◆ **MATERIAL FOR THIS EXERCISE**:
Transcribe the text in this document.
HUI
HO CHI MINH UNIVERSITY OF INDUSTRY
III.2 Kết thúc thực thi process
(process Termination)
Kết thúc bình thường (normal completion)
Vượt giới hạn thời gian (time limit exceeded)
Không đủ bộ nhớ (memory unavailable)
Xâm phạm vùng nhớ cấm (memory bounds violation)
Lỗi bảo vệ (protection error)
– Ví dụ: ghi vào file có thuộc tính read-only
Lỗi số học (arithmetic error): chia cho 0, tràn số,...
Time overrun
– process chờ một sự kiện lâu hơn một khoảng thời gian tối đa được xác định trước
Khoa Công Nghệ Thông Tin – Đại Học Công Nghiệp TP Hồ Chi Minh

◆ **STATED GOAL**:
Reproduce every line of the data verbatim.

◆ **RESULT FOR THIS TASK**:
Transcribe the text in this document.
HUI
HO CHI MINH UNIVERSITY OF INDUSTRY
III.2 Kết thúc thực thi process
(process Termination)
Kết thúc bình thường (normal completion)
Vượt giới hạn thời gian (time limit exceeded)
Không đủ bộ nhớ (memory unavailable)
Xâm phạm vùng nhớ cấm (memory bounds violation)
Lỗi bảo vệ (protection error)
– Ví dụ: ghi vào file có thuộc tính read-only
Lỗi số học (arithmetic error): chia cho 0, tràn số,...
Time overrun
– process chờ một sự kiện lâu hơn một khoảng thời gian tối đa được xác định trước
Khoa Công Nghệ Thông Tin – Đại Học Công Nghiệp TP Hồ Chi Minh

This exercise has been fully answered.